## What is being asked
Find all lines in the listing that include the word "округе", then copy them.

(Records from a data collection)
• • • •

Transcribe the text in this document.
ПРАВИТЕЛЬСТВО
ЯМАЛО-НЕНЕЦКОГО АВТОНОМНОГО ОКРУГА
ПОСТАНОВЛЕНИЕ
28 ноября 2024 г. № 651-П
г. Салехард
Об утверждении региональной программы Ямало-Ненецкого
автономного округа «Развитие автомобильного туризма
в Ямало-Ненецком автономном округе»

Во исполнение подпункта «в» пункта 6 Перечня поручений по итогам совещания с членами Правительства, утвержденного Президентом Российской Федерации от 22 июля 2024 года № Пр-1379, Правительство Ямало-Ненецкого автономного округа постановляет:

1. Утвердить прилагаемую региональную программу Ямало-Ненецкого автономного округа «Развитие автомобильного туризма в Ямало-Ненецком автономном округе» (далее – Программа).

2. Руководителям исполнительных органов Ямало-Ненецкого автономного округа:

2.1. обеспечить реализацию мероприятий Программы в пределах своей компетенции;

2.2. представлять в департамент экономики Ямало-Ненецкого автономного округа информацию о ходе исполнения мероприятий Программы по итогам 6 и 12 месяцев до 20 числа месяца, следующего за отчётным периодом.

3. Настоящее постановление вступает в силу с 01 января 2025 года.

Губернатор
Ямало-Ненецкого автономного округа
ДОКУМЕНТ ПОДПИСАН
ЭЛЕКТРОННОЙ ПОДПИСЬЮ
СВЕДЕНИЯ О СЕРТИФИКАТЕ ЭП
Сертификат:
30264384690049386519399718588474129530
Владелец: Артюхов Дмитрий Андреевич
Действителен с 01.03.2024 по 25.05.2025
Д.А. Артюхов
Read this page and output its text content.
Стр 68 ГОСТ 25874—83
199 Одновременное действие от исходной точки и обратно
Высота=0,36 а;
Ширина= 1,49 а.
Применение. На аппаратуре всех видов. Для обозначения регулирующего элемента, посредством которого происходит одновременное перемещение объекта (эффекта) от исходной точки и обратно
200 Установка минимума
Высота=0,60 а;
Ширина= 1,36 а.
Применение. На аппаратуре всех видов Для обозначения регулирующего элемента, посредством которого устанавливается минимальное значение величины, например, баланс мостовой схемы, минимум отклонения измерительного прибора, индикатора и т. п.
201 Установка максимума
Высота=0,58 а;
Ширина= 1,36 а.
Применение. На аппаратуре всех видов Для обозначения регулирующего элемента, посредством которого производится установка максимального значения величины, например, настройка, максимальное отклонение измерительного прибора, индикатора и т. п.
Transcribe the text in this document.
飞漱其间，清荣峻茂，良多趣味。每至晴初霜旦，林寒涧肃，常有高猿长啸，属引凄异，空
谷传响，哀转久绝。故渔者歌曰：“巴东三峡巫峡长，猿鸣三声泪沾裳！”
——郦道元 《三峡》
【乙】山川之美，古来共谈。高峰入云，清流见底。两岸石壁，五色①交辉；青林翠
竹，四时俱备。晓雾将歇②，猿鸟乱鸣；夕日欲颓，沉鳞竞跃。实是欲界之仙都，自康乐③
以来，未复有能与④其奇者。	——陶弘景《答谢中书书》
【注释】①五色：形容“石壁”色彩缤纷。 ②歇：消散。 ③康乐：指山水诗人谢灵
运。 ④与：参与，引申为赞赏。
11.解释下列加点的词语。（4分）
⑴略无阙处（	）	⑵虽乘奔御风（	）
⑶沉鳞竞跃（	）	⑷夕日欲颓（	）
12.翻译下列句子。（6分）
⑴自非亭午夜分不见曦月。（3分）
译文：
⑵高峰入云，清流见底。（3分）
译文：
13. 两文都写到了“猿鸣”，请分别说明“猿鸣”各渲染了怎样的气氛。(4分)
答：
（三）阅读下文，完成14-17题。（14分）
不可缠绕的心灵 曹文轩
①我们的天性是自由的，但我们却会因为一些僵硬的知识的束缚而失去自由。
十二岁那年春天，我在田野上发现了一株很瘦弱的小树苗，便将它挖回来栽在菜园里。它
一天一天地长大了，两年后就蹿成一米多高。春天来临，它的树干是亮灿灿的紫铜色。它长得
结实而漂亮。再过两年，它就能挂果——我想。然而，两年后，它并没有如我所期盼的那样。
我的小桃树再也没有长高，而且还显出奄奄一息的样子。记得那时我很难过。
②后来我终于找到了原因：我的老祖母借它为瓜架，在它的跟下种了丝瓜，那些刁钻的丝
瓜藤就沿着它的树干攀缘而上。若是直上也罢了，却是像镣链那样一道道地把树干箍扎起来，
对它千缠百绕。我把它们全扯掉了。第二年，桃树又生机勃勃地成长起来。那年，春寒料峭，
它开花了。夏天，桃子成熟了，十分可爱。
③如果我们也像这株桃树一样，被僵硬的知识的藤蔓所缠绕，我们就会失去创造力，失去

• • • •

## The solution
в Ямало-Ненецком автономном округе»
1. Утвердить прилагаемую региональную программу Ямало-Ненецкого автономного округа «Развитие автомобильного туризма в Ямало-Ненецком автономном округе» (далее – Программа).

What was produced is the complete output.